(Data extracted from a collection)
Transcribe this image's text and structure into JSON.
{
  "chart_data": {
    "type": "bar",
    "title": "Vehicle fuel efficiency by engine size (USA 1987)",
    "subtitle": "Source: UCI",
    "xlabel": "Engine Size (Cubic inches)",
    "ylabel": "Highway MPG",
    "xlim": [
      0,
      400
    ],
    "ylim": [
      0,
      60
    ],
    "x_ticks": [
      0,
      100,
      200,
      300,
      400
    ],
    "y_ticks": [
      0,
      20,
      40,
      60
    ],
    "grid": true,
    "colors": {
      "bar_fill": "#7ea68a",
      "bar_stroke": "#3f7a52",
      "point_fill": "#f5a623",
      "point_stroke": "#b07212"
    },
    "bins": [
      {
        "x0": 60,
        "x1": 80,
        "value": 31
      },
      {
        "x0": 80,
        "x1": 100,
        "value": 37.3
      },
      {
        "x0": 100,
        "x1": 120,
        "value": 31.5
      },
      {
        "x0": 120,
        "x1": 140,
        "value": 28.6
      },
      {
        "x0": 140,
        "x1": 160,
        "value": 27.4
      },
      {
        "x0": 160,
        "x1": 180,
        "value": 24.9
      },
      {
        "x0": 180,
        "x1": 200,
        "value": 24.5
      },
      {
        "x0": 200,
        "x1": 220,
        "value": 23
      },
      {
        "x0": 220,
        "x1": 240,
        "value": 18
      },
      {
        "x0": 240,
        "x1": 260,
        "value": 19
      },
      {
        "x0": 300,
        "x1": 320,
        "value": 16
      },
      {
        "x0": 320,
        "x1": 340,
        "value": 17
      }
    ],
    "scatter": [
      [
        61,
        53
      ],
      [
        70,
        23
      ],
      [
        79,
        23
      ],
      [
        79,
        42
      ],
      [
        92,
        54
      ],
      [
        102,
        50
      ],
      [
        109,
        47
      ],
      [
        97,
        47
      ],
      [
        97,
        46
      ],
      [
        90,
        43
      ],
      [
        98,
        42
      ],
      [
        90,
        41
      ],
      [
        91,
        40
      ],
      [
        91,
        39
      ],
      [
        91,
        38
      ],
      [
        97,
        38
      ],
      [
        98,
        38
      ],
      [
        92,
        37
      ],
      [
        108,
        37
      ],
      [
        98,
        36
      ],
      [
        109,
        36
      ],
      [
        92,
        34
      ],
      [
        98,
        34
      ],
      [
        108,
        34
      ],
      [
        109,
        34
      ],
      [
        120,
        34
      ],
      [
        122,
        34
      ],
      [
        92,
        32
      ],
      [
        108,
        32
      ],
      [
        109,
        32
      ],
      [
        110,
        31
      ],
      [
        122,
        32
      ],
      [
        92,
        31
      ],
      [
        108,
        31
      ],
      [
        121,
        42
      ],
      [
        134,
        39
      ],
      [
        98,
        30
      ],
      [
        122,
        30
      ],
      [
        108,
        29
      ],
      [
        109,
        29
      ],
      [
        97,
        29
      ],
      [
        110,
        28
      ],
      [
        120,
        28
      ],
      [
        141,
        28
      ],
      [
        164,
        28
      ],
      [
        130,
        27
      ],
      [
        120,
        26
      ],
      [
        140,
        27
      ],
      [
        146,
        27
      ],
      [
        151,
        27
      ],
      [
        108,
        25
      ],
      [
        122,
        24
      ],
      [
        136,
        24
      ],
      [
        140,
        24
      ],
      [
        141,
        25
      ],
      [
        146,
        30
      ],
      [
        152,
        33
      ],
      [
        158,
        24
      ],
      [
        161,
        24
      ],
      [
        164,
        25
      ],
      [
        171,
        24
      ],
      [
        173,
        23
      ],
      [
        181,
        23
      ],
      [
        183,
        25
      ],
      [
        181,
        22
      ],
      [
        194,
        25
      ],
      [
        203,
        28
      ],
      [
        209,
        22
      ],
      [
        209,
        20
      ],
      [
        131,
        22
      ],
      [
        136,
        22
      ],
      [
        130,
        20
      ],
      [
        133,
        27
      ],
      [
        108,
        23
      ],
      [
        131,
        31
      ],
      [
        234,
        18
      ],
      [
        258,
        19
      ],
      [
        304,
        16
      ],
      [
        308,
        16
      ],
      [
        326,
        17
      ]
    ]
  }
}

GIVEN INSTRUCTION
Restate the whole of the material exactly.

FULL RESPONSE
Transcribe this image's text and structure into JSON.
{
  "chart_data": {
    "type": "bar",
    "title": "Vehicle fuel efficiency by engine size (USA 1987)",
    "subtitle": "Source: UCI",
    "xlabel": "Engine Size (Cubic inches)",
    "ylabel": "Highway MPG",
    "xlim": [
      0,
      400
    ],
    "ylim": [
      0,
      60
    ],
    "x_ticks": [
      0,
      100,
      200,
      300,
      400
    ],
    "y_ticks": [
      0,
      20,
      40,
      60
    ],
    "grid": true,
    "colors": {
      "bar_fill": "#7ea68a",
      "bar_stroke": "#3f7a52",
      "point_fill": "#f5a623",
      "point_stroke": "#b07212"
    },
    "bins": [
      {
        "x0": 60,
        "x1": 80,
        "value": 31
      },
      {
        "x0": 80,
        "x1": 100,
        "value": 37.3
      },
      {
        "x0": 100,
        "x1": 120,
        "value": 31.5
      },
      {
        "x0": 120,
        "x1": 140,
        "value": 28.6
      },
      {
        "x0": 140,
        "x1": 160,
        "value": 27.4
      },
      {
        "x0": 160,
        "x1": 180,
        "value": 24.9
      },
      {
        "x0": 180,
        "x1": 200,
        "value": 24.5
      },
      {
        "x0": 200,
        "x1": 220,
        "value": 23
      },
      {
        "x0": 220,
        "x1": 240,
        "value": 18
      },
      {
        "x0": 240,
        "x1": 260,
        "value": 19
      },
      {
        "x0": 300,
        "x1": 320,
        "value": 16
      },
      {
        "x0": 320,
        "x1": 340,
        "value": 17
      }
    ],
    "scatter": [
      [
        61,
        53
      ],
      [
        70,
        23
      ],
      [
        79,
        23
      ],
      [
        79,
        42
      ],
      [
        92,
        54
      ],
      [
        102,
        50
      ],
      [
        109,
        47
      ],
      [
        97,
        47
      ],
      [
        97,
        46
      ],
      [
        90,
        43
      ],
      [
        98,
        42
      ],
      [
        90,
        41
      ],
      [
        91,
        40
      ],
      [
        91,
        39
      ],
      [
        91,
        38
      ],
      [
        97,
        38
      ],
      [
        98,
        38
      ],
      [
        92,
        37
      ],
      [
        108,
        37
      ],
      [
        98,
        36
      ],
      [
        109,
        36
      ],
      [
        92,
        34
      ],
      [
        98,
        34
      ],
      [
        108,
        34
      ],
      [
        109,
        34
      ],
      [
        120,
        34
      ],
      [
        122,
        34
      ],
      [
        92,
        32
      ],
      [
        108,
        32
      ],
      [
        109,
        32
      ],
      [
        110,
        31
      ],
      [
        122,
        32
      ],
      [
        92,
        31
      ],
      [
        108,
        31
      ],
      [
        121,
        42
      ],
      [
        134,
        39
      ],
      [
        98,
        30
      ],
      [
        122,
        30
      ],
      [
        108,
        29
      ],
      [
        109,
        29
      ],
      [
        97,
        29
      ],
      [
        110,
        28
      ],
      [
        120,
        28
      ],
      [
        141,
        28
      ],
      [
        164,
        28
      ],
      [
        130,
        27
      ],
      [
        120,
        26
      ],
      [
        140,
        27
      ],
      [
        146,
        27
      ],
      [
        151,
        27
      ],
      [
        108,
        25
      ],
      [
        122,
        24
      ],
      [
        136,
        24
      ],
      [
        140,
        24
      ],
      [
        141,
        25
      ],
      [
        146,
        30
      ],
      [
        152,
        33
      ],
      [
        158,
        24
      ],
      [
        161,
        24
      ],
      [
        164,
        25
      ],
      [
        171,
        24
      ],
      [
        173,
        23
      ],
      [
        181,
        23
      ],
      [
        183,
        25
      ],
      [
        181,
        22
      ],
      [
        194,
        25
      ],
      [
        203,
        28
      ],
      [
        209,
        22
      ],
      [
        209,
        20
      ],
      [
        131,
        22
      ],
      [
        136,
        22
      ],
      [
        130,
        20
      ],
      [
        133,
        27
      ],
      [
        108,
        23
      ],
      [
        131,
        31
      ],
      [
        234,
        18
      ],
      [
        258,
        19
      ],
      [
        304,
        16
      ],
      [
        308,
        16
      ],
      [
        326,
        17
      ]
    ]
  }
}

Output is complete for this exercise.